- Problem details -
Reproduce the listing below character for character; drop every image.

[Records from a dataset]
* begin *

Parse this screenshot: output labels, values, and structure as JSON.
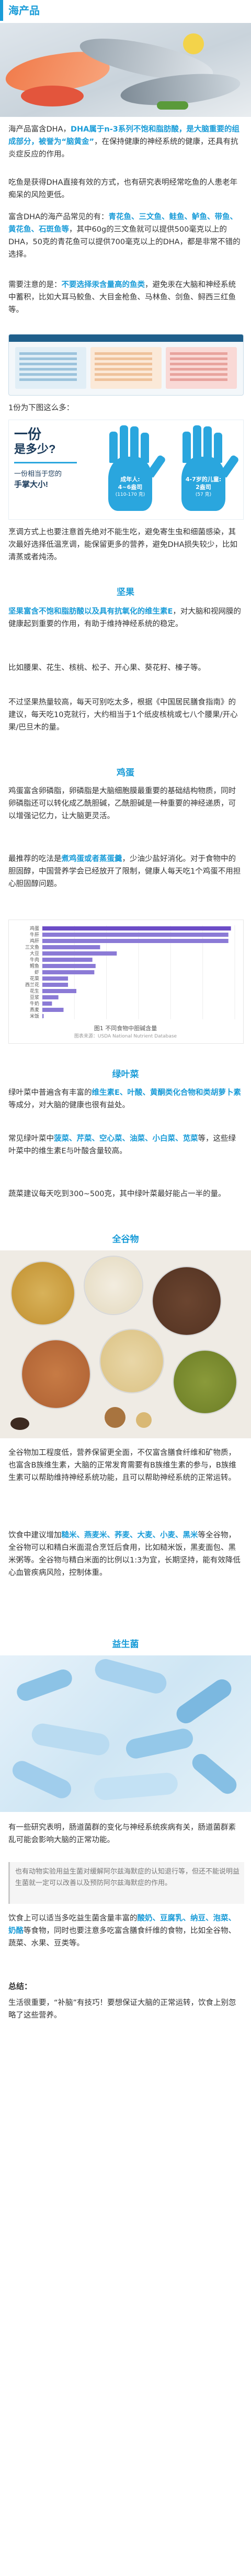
{
  "sections": {
    "seafood": "海产品",
    "nuts": "坚果",
    "eggs": "鸡蛋",
    "greens": "绿叶菜",
    "grains": "全谷物",
    "probiotics": "益生菌",
    "summary": "总结："
  },
  "seafood": {
    "p1_a": "海产品富含DHA，",
    "p1_hl": "DHA属于n-3系列不饱和脂肪酸，是大脑重要的组成部分，被誉为“脑黄金”",
    "p1_b": "，在保持健康的神经系统的健康，还具有抗炎症反应的作用。",
    "p2": "吃鱼是获得DHA直接有效的方式，也有研究表明经常吃鱼的人患老年痴呆的风险更低。",
    "p3_a": "富含DHA的海产品常见的有：",
    "p3_hl": "青花鱼、三文鱼、鲑鱼、鲈鱼、带鱼、黄花鱼、石斑鱼等",
    "p3_b": "，其中60g的三文鱼就可以提供500毫克以上的DHA，50克的青花鱼可以提供700毫克以上的DHA，都是非常不错的选择。",
    "p4_a": "需要注意的是：",
    "p4_hl": "不要选择汞含量高的鱼类",
    "p4_b": "，避免汞在大脑和神经系统中蓄积，比如大耳马鲛鱼、大目金枪鱼、马林鱼、剑鱼、鲟西三红鱼等。",
    "p5": "1份为下图这么多：",
    "portion_q1": "一份",
    "portion_q2": "是多少?",
    "portion_q3": "一份相当于您的",
    "portion_q4": "手掌大小!",
    "adult_label": "成年人:",
    "adult_range": "4~6盎司",
    "adult_unit": "(110-170 克)",
    "kid_label": "4-7岁的儿童:",
    "kid_range": "2盎司",
    "kid_unit": "(57 克)",
    "p6": "烹调方式上也要注意首先绝对不能生吃，避免寄生虫和细菌感染，其次最好选择低温烹调，能保留更多的营养，避免DHA损失较少，比如清蒸或者炖汤。"
  },
  "nuts": {
    "p1_hl": "坚果富含不饱和脂肪酸以及具有抗氧化的维生素E",
    "p1_b": "，对大脑和视网膜的健康起到重要的作用，有助于维持神经系统的稳定。",
    "p2": "比如腰果、花生、核桃、松子、开心果、葵花籽、榛子等。",
    "p3": "不过坚果热量较高，每天可别吃太多，根据《中国居民膳食指南》的建议，每天吃10克就行，大约相当于1个纸皮核桃或七八个腰果/开心果/巴旦木的量。"
  },
  "eggs": {
    "p1": "鸡蛋富含卵磷脂，卵磷脂是大脑细胞膜最重要的基础结构物质，同时卵磷脂还可以转化成乙酰胆碱，乙酰胆碱是一种重要的神经递质，可以增强记忆力，让大脑更灵活。",
    "p2_a": "最推荐的吃法是",
    "p2_hl": "煮鸡蛋或者蒸蛋羹",
    "p2_b": "，少油少盐好消化。对于食物中的胆固醇，中国营养学会已经放开了限制，健康人每天吃1个鸡蛋不用担心胆固醇问题。",
    "chart_caption": "图1 不同食物中胆碱含量",
    "chart_footer": "图表来源：USDA National Nutrient Database"
  },
  "chart_data": {
    "type": "bar",
    "orientation": "horizontal",
    "categories": [
      "鸡蛋",
      "牛肝",
      "鸡肝",
      "三文鱼",
      "大豆",
      "牛肉",
      "鳕鱼",
      "虾",
      "花菜",
      "西兰花",
      "花生",
      "豆浆",
      "牛奶",
      "燕麦",
      "米饭"
    ],
    "values": [
      294,
      290,
      290,
      90,
      116,
      78,
      83,
      81,
      40,
      40,
      53,
      25,
      15,
      33,
      2
    ],
    "xlim": [
      0,
      300
    ]
  },
  "greens": {
    "p1_a": "绿叶菜中普遍含有丰富的",
    "p1_hl": "维生素E、叶酸、黄酮类化合物和类胡萝卜素",
    "p1_b": "等成分，对大脑的健康也很有益处。",
    "p2_a": "常见绿叶菜中",
    "p2_hl": "菠菜、芹菜、空心菜、油菜、小白菜、苋菜",
    "p2_b": "等，这些绿叶菜中的维生素E与叶酸含量较高。",
    "p3": "蔬菜建议每天吃到300~500克，其中绿叶菜最好能占一半的量。"
  },
  "grains": {
    "p1": "全谷物加工程度低，营养保留更全面，不仅富含膳食纤维和矿物质，也富含B族维生素，大脑的正常发育需要有B族维生素的参与，B族维生素可以帮助维持神经系统功能，且可以帮助神经系统的正常运转。",
    "p2_a": "饮食中建议增加",
    "p2_hl": "糙米、燕麦米、荞麦、大麦、小麦、黑米",
    "p2_b": "等全谷物，全谷物可以和精白米面混合烹饪后食用，比如糙米饭，黑麦面包、黑米粥等。全谷物与精白米面的比例以1:3为宜，长期坚持，能有效降低心血管疾病风险，控制体重。"
  },
  "probiotics": {
    "p1": "有一些研究表明，肠道菌群的变化与神经系统疾病有关，肠道菌群紊乱可能会影响大脑的正常功能。",
    "note": "也有动物实验用益生菌对缓解阿尔兹海默症的认知退行等，但还不能说明益生菌就一定可以改善以及预防阿尔兹海默症的作用。",
    "p2_a": "饮食上可以适当多吃益生菌含量丰富的",
    "p2_hl": "酸奶、豆腐乳、纳豆、泡菜、奶酪",
    "p2_b": "等食物，同时也要注意多吃富含膳食纤维的食物，比如全谷物、蔬菜、水果、豆类等。"
  },
  "summary": {
    "p1": "生活很重要，“补脑”有技巧！要想保证大脑的正常运转，饮食上别忽略了这些营养。"
  }
}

* end *

- Output below -
Parse this screenshot: output labels, values, and structure as JSON.
{
  "sections": {
    "seafood": "海产品",
    "nuts": "坚果",
    "eggs": "鸡蛋",
    "greens": "绿叶菜",
    "grains": "全谷物",
    "probiotics": "益生菌",
    "summary": "总结："
  },
  "seafood": {
    "p1_a": "海产品富含DHA，",
    "p1_hl": "DHA属于n-3系列不饱和脂肪酸，是大脑重要的组成部分，被誉为“脑黄金”",
    "p1_b": "，在保持健康的神经系统的健康，还具有抗炎症反应的作用。",
    "p2": "吃鱼是获得DHA直接有效的方式，也有研究表明经常吃鱼的人患老年痴呆的风险更低。",
    "p3_a": "富含DHA的海产品常见的有：",
    "p3_hl": "青花鱼、三文鱼、鲑鱼、鲈鱼、带鱼、黄花鱼、石斑鱼等",
    "p3_b": "，其中60g的三文鱼就可以提供500毫克以上的DHA，50克的青花鱼可以提供700毫克以上的DHA，都是非常不错的选择。",
    "p4_a": "需要注意的是：",
    "p4_hl": "不要选择汞含量高的鱼类",
    "p4_b": "，避免汞在大脑和神经系统中蓄积，比如大耳马鲛鱼、大目金枪鱼、马林鱼、剑鱼、鲟西三红鱼等。",
    "p5": "1份为下图这么多：",
    "portion_q1": "一份",
    "portion_q2": "是多少?",
    "portion_q3": "一份相当于您的",
    "portion_q4": "手掌大小!",
    "adult_label": "成年人:",
    "adult_range": "4~6盎司",
    "adult_unit": "(110-170 克)",
    "kid_label": "4-7岁的儿童:",
    "kid_range": "2盎司",
    "kid_unit": "(57 克)",
    "p6": "烹调方式上也要注意首先绝对不能生吃，避免寄生虫和细菌感染，其次最好选择低温烹调，能保留更多的营养，避免DHA损失较少，比如清蒸或者炖汤。"
  },
  "nuts": {
    "p1_hl": "坚果富含不饱和脂肪酸以及具有抗氧化的维生素E",
    "p1_b": "，对大脑和视网膜的健康起到重要的作用，有助于维持神经系统的稳定。",
    "p2": "比如腰果、花生、核桃、松子、开心果、葵花籽、榛子等。",
    "p3": "不过坚果热量较高，每天可别吃太多，根据《中国居民膳食指南》的建议，每天吃10克就行，大约相当于1个纸皮核桃或七八个腰果/开心果/巴旦木的量。"
  },
  "eggs": {
    "p1": "鸡蛋富含卵磷脂，卵磷脂是大脑细胞膜最重要的基础结构物质，同时卵磷脂还可以转化成乙酰胆碱，乙酰胆碱是一种重要的神经递质，可以增强记忆力，让大脑更灵活。",
    "p2_a": "最推荐的吃法是",
    "p2_hl": "煮鸡蛋或者蒸蛋羹",
    "p2_b": "，少油少盐好消化。对于食物中的胆固醇，中国营养学会已经放开了限制，健康人每天吃1个鸡蛋不用担心胆固醇问题。",
    "chart_caption": "图1 不同食物中胆碱含量",
    "chart_footer": "图表来源：USDA National Nutrient Database"
  },
  "chart_data": {
    "type": "bar",
    "orientation": "horizontal",
    "categories": [
      "鸡蛋",
      "牛肝",
      "鸡肝",
      "三文鱼",
      "大豆",
      "牛肉",
      "鳕鱼",
      "虾",
      "花菜",
      "西兰花",
      "花生",
      "豆浆",
      "牛奶",
      "燕麦",
      "米饭"
    ],
    "values": [
      294,
      290,
      290,
      90,
      116,
      78,
      83,
      81,
      40,
      40,
      53,
      25,
      15,
      33,
      2
    ],
    "xlim": [
      0,
      300
    ]
  },
  "greens": {
    "p1_a": "绿叶菜中普遍含有丰富的",
    "p1_hl": "维生素E、叶酸、黄酮类化合物和类胡萝卜素",
    "p1_b": "等成分，对大脑的健康也很有益处。",
    "p2_a": "常见绿叶菜中",
    "p2_hl": "菠菜、芹菜、空心菜、油菜、小白菜、苋菜",
    "p2_b": "等，这些绿叶菜中的维生素E与叶酸含量较高。",
    "p3": "蔬菜建议每天吃到300~500克，其中绿叶菜最好能占一半的量。"
  },
  "grains": {
    "p1": "全谷物加工程度低，营养保留更全面，不仅富含膳食纤维和矿物质，也富含B族维生素，大脑的正常发育需要有B族维生素的参与，B族维生素可以帮助维持神经系统功能，且可以帮助神经系统的正常运转。",
    "p2_a": "饮食中建议增加",
    "p2_hl": "糙米、燕麦米、荞麦、大麦、小麦、黑米",
    "p2_b": "等全谷物，全谷物可以和精白米面混合烹饪后食用，比如糙米饭，黑麦面包、黑米粥等。全谷物与精白米面的比例以1:3为宜，长期坚持，能有效降低心血管疾病风险，控制体重。"
  },
  "probiotics": {
    "p1": "有一些研究表明，肠道菌群的变化与神经系统疾病有关，肠道菌群紊乱可能会影响大脑的正常功能。",
    "note": "也有动物实验用益生菌对缓解阿尔兹海默症的认知退行等，但还不能说明益生菌就一定可以改善以及预防阿尔兹海默症的作用。",
    "p2_a": "饮食上可以适当多吃益生菌含量丰富的",
    "p2_hl": "酸奶、豆腐乳、纳豆、泡菜、奶酪",
    "p2_b": "等食物，同时也要注意多吃富含膳食纤维的食物，比如全谷物、蔬菜、水果、豆类等。"
  },
  "summary": {
    "p1": "生活很重要，“补脑”有技巧！要想保证大脑的正常运转，饮食上别忽略了这些营养。"
  }
}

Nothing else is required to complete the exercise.